To be done
Transcribe every entry word for word. Skip the pictures.

Materials provided
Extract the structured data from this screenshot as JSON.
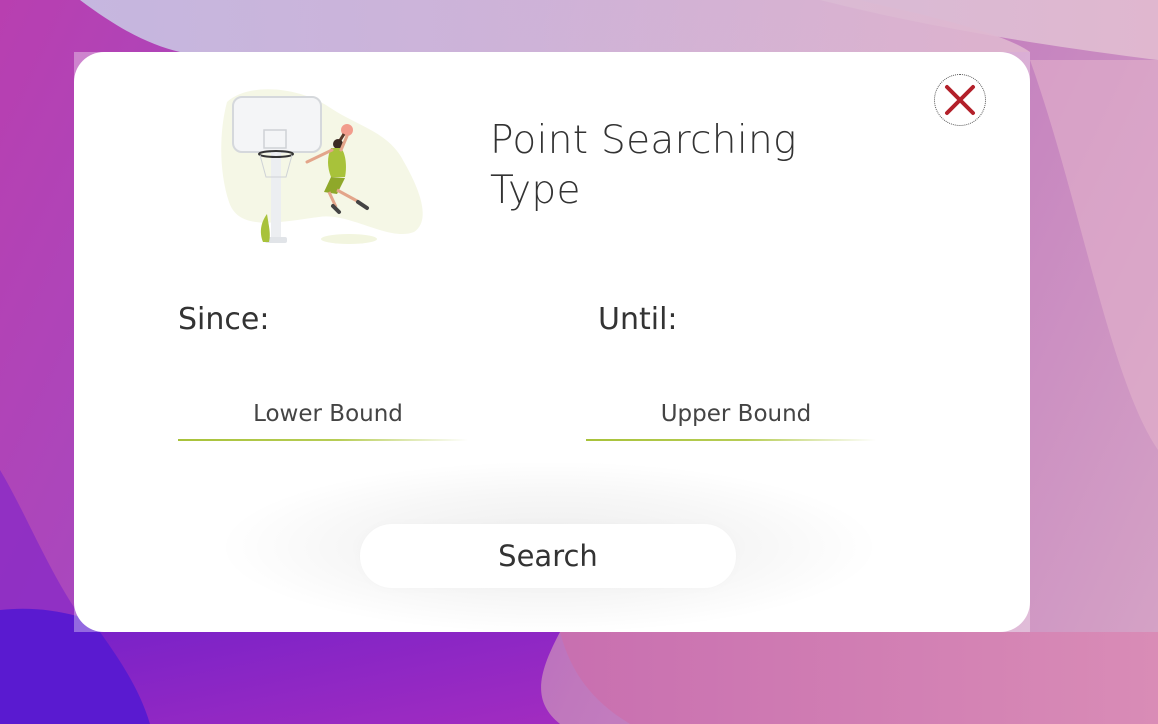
{
  "dialog": {
    "title": "Point Searching Type",
    "close_icon": "close-x-icon",
    "illustration": "basketball-player-dunk-illustration"
  },
  "form": {
    "since_label": "Since:",
    "until_label": "Until:",
    "lower_placeholder": "Lower Bound",
    "upper_placeholder": "Upper Bound",
    "search_label": "Search"
  },
  "colors": {
    "accent_green": "#a8c23a",
    "close_red": "#b3202a",
    "text": "#333333"
  }
}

Final result
Extract the structured data from this screenshot as JSON.
{
  "dialog": {
    "title": "Point Searching Type",
    "close_icon": "close-x-icon",
    "illustration": "basketball-player-dunk-illustration"
  },
  "form": {
    "since_label": "Since:",
    "until_label": "Until:",
    "lower_placeholder": "Lower Bound",
    "upper_placeholder": "Upper Bound",
    "search_label": "Search"
  },
  "colors": {
    "accent_green": "#a8c23a",
    "close_red": "#b3202a",
    "text": "#333333"
  }
}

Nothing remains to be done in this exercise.